### Exercise objective
Take all the material and copy it exactly.

(Dataset items)
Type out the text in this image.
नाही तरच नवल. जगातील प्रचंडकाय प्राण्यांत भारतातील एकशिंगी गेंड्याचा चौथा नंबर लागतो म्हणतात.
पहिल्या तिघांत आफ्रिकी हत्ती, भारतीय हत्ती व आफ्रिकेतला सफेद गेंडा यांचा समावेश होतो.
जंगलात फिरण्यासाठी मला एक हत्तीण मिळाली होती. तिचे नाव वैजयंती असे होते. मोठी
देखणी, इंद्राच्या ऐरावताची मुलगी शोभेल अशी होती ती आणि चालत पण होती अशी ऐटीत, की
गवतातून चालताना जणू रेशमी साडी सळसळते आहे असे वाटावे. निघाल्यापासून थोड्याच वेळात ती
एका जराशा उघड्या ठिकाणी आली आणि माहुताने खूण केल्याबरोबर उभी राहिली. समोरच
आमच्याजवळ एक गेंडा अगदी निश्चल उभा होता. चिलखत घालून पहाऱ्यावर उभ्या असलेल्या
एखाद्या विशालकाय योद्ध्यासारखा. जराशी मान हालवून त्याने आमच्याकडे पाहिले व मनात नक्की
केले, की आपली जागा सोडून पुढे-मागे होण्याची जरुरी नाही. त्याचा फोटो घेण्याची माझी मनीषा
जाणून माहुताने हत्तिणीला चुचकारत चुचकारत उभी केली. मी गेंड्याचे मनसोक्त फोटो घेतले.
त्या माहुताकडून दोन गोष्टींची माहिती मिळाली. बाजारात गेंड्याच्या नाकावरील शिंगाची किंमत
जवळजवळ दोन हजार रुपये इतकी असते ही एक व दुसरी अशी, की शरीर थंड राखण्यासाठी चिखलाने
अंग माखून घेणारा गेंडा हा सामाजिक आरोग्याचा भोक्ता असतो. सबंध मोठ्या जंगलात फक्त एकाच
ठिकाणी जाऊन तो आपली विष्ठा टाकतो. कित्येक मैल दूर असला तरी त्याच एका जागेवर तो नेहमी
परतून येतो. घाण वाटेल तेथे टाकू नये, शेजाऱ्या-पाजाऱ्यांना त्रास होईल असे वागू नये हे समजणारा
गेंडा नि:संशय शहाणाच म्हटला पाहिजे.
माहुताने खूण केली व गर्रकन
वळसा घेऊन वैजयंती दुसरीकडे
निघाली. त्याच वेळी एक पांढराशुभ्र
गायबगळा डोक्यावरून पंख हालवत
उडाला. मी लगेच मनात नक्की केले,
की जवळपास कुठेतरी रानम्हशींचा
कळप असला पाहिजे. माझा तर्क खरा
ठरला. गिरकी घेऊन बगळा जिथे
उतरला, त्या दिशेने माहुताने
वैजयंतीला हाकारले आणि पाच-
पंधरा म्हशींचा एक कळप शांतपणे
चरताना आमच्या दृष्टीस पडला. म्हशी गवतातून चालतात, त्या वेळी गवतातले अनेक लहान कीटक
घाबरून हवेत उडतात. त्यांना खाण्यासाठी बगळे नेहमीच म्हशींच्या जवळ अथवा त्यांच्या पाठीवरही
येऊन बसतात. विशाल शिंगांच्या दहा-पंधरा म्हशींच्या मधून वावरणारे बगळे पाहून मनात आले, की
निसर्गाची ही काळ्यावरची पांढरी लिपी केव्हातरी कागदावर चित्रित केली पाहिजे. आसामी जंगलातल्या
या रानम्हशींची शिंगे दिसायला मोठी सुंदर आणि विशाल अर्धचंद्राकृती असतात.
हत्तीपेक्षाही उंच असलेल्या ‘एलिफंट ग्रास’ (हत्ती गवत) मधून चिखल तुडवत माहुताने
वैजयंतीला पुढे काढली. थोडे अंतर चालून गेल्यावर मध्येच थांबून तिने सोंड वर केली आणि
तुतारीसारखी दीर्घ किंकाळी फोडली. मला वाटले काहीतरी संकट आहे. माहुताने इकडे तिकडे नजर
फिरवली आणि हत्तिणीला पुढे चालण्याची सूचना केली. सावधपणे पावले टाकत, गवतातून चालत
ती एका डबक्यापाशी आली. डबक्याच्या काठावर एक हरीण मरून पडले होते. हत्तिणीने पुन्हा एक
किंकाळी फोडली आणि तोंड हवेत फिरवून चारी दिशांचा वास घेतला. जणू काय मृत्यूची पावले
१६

### Reply to the exercise
Type out the text in this image.
नाही तरच नवल. जगातील प्रचंडकाय प्राण्यांत भारतातील एकशिंगी गेंड्याचा चौथा नंबर लागतो म्हणतात.
पहिल्या तिघांत आफ्रिकी हत्ती, भारतीय हत्ती व आफ्रिकेतला सफेद गेंडा यांचा समावेश होतो.
जंगलात फिरण्यासाठी मला एक हत्तीण मिळाली होती. तिचे नाव वैजयंती असे होते. मोठी
देखणी, इंद्राच्या ऐरावताची मुलगी शोभेल अशी होती ती आणि चालत पण होती अशी ऐटीत, की
गवतातून चालताना जणू रेशमी साडी सळसळते आहे असे वाटावे. निघाल्यापासून थोड्याच वेळात ती
एका जराशा उघड्या ठिकाणी आली आणि माहुताने खूण केल्याबरोबर उभी राहिली. समोरच
आमच्याजवळ एक गेंडा अगदी निश्चल उभा होता. चिलखत घालून पहाऱ्यावर उभ्या असलेल्या
एखाद्या विशालकाय योद्ध्यासारखा. जराशी मान हालवून त्याने आमच्याकडे पाहिले व मनात नक्की
केले, की आपली जागा सोडून पुढे-मागे होण्याची जरुरी नाही. त्याचा फोटो घेण्याची माझी मनीषा
जाणून माहुताने हत्तिणीला चुचकारत चुचकारत उभी केली. मी गेंड्याचे मनसोक्त फोटो घेतले.
त्या माहुताकडून दोन गोष्टींची माहिती मिळाली. बाजारात गेंड्याच्या नाकावरील शिंगाची किंमत
जवळजवळ दोन हजार रुपये इतकी असते ही एक व दुसरी अशी, की शरीर थंड राखण्यासाठी चिखलाने
अंग माखून घेणारा गेंडा हा सामाजिक आरोग्याचा भोक्ता असतो. सबंध मोठ्या जंगलात फक्त एकाच
ठिकाणी जाऊन तो आपली विष्ठा टाकतो. कित्येक मैल दूर असला तरी त्याच एका जागेवर तो नेहमी
परतून येतो. घाण वाटेल तेथे टाकू नये, शेजाऱ्या-पाजाऱ्यांना त्रास होईल असे वागू नये हे समजणारा
गेंडा नि:संशय शहाणाच म्हटला पाहिजे.
माहुताने खूण केली व गर्रकन
वळसा घेऊन वैजयंती दुसरीकडे
निघाली. त्याच वेळी एक पांढराशुभ्र
गायबगळा डोक्यावरून पंख हालवत
उडाला. मी लगेच मनात नक्की केले,
की जवळपास कुठेतरी रानम्हशींचा
कळप असला पाहिजे. माझा तर्क खरा
ठरला. गिरकी घेऊन बगळा जिथे
उतरला, त्या दिशेने माहुताने
वैजयंतीला हाकारले आणि पाच-
पंधरा म्हशींचा एक कळप शांतपणे
चरताना आमच्या दृष्टीस पडला. म्हशी गवतातून चालतात, त्या वेळी गवतातले अनेक लहान कीटक
घाबरून हवेत उडतात. त्यांना खाण्यासाठी बगळे नेहमीच म्हशींच्या जवळ अथवा त्यांच्या पाठीवरही
येऊन बसतात. विशाल शिंगांच्या दहा-पंधरा म्हशींच्या मधून वावरणारे बगळे पाहून मनात आले, की
निसर्गाची ही काळ्यावरची पांढरी लिपी केव्हातरी कागदावर चित्रित केली पाहिजे. आसामी जंगलातल्या
या रानम्हशींची शिंगे दिसायला मोठी सुंदर आणि विशाल अर्धचंद्राकृती असतात.
हत्तीपेक्षाही उंच असलेल्या ‘एलिफंट ग्रास’ (हत्ती गवत) मधून चिखल तुडवत माहुताने
वैजयंतीला पुढे काढली. थोडे अंतर चालून गेल्यावर मध्येच थांबून तिने सोंड वर केली आणि
तुतारीसारखी दीर्घ किंकाळी फोडली. मला वाटले काहीतरी संकट आहे. माहुताने इकडे तिकडे नजर
फिरवली आणि हत्तिणीला पुढे चालण्याची सूचना केली. सावधपणे पावले टाकत, गवतातून चालत
ती एका डबक्यापाशी आली. डबक्याच्या काठावर एक हरीण मरून पडले होते. हत्तिणीने पुन्हा एक
किंकाळी फोडली आणि तोंड हवेत फिरवून चारी दिशांचा वास घेतला. जणू काय मृत्यूची पावले
१६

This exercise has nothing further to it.